MATERIAL SUPPLIED:
****
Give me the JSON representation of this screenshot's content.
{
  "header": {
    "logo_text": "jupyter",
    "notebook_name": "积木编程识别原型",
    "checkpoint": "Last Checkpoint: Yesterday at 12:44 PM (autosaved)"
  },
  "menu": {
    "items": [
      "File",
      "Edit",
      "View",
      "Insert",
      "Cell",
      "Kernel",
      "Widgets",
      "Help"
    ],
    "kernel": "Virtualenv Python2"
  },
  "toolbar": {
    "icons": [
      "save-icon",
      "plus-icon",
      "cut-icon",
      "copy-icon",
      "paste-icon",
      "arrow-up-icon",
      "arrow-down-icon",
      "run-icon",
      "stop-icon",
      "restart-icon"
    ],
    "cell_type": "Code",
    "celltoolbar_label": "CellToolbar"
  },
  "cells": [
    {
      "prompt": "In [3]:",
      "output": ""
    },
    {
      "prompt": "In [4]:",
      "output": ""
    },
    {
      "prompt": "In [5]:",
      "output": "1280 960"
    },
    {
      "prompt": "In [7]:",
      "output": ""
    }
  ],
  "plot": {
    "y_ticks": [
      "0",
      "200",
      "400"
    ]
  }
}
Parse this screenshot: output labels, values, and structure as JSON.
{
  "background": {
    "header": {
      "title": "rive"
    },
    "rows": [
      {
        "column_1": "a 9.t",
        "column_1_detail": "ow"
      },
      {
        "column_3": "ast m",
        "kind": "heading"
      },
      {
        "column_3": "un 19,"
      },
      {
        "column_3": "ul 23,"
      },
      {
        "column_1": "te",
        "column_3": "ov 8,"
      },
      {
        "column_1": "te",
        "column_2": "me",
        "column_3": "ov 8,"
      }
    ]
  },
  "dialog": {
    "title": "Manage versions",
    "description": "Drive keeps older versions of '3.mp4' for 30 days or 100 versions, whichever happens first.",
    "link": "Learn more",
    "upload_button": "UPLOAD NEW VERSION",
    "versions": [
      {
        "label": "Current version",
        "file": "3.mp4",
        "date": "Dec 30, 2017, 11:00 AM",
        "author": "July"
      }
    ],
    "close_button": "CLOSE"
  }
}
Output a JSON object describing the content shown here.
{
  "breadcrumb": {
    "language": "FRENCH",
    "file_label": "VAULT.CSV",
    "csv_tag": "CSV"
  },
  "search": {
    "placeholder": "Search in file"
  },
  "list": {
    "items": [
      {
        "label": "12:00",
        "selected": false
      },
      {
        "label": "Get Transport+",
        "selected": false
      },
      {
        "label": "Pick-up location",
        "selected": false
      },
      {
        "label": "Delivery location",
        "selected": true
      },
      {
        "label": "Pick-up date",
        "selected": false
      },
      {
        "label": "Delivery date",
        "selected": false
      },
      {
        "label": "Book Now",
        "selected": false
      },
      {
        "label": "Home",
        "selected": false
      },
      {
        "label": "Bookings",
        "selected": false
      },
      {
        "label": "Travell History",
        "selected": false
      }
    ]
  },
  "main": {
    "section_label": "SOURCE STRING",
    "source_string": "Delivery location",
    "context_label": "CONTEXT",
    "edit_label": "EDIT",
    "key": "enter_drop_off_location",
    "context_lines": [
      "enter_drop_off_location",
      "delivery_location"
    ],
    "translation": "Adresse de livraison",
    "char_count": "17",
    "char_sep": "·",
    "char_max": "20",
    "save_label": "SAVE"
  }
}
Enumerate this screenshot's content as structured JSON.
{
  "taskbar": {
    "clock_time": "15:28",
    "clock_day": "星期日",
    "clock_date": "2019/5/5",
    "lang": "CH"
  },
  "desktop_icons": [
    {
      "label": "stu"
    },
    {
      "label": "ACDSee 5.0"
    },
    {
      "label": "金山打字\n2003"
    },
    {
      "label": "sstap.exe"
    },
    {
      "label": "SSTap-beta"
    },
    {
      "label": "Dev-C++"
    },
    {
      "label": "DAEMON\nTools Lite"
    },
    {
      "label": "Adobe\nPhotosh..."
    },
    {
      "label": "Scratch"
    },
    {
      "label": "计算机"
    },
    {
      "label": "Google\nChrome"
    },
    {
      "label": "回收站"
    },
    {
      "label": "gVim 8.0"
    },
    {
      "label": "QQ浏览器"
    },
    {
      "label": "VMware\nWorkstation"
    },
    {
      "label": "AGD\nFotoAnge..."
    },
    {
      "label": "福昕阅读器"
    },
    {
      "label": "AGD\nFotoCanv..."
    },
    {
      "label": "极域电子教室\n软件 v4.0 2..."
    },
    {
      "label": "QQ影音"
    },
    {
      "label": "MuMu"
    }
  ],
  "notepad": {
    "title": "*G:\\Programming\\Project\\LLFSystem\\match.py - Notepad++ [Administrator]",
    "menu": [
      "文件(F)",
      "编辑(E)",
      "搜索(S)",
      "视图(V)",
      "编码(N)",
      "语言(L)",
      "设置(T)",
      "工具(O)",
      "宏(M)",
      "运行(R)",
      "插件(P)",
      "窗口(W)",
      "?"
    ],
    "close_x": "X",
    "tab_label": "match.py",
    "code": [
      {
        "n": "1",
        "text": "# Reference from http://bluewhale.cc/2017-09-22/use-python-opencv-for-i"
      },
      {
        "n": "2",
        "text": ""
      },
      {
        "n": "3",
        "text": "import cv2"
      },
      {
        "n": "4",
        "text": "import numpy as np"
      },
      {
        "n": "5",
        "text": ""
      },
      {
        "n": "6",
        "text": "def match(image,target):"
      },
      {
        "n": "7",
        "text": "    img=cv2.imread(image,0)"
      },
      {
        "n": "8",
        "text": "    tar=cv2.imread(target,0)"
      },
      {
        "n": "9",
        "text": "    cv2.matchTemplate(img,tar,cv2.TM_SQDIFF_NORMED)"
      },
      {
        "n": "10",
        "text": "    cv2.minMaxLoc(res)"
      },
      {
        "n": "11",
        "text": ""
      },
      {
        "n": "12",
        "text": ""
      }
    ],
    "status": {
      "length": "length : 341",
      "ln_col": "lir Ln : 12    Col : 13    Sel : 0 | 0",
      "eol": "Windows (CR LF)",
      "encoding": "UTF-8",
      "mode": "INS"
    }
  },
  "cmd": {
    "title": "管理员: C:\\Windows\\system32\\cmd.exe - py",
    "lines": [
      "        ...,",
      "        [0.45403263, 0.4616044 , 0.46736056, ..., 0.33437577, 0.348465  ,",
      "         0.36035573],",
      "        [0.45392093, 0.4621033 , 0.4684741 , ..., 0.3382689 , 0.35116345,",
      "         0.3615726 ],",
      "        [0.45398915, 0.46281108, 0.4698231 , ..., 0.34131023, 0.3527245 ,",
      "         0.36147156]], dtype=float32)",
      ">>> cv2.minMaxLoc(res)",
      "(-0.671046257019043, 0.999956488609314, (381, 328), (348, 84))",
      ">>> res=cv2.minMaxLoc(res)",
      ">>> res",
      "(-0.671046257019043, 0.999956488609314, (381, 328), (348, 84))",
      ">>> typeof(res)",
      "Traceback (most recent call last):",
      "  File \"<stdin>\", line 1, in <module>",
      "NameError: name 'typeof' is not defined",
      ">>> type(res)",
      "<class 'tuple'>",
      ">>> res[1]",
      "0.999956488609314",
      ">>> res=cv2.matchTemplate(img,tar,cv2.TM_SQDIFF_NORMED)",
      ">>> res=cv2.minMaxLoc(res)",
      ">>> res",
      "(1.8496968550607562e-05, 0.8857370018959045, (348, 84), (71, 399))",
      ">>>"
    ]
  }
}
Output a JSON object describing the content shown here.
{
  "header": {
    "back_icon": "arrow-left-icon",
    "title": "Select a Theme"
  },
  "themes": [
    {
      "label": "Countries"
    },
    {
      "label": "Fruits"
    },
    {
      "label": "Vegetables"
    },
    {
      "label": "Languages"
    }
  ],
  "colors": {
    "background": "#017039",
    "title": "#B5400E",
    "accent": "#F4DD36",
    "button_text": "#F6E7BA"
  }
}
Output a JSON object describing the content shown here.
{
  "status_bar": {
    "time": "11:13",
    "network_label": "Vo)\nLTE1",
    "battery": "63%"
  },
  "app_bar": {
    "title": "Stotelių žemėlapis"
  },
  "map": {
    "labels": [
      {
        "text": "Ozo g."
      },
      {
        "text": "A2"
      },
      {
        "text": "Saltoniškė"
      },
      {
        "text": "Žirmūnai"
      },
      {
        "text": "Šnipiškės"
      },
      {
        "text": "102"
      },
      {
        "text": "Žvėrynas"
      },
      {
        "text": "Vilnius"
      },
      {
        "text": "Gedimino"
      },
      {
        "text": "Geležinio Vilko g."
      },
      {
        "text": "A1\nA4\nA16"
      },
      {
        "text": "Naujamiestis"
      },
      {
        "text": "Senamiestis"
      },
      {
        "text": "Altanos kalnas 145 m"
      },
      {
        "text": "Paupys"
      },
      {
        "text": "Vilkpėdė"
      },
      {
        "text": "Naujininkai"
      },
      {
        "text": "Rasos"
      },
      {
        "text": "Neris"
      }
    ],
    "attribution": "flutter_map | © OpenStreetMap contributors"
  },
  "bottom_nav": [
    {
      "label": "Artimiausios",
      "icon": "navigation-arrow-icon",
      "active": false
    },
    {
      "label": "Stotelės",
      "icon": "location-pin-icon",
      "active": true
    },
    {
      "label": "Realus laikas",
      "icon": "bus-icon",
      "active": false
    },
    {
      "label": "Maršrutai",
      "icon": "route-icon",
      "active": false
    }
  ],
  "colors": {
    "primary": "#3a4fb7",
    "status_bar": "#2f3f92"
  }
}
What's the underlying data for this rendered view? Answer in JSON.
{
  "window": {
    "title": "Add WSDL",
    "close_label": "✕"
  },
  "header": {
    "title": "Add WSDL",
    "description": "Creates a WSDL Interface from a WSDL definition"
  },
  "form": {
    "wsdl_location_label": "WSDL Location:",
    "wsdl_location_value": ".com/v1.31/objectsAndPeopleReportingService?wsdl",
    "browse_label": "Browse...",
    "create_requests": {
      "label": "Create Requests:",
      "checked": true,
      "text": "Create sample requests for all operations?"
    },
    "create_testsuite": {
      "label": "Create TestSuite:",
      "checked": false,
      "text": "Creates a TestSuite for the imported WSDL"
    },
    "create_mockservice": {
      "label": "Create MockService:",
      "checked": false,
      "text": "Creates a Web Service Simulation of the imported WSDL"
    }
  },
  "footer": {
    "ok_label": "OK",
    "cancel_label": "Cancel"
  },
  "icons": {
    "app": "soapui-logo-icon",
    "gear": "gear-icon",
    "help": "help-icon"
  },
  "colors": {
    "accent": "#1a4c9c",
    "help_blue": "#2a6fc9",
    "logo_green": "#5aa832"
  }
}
****
TASK OBJECTIVE: Pull out and copy each line containing the string "imported".

WRITTEN ANSWER:
      "text": "Creates a TestSuite for the imported WSDL"
      "text": "Creates a Web Service Simulation of the imported WSDL"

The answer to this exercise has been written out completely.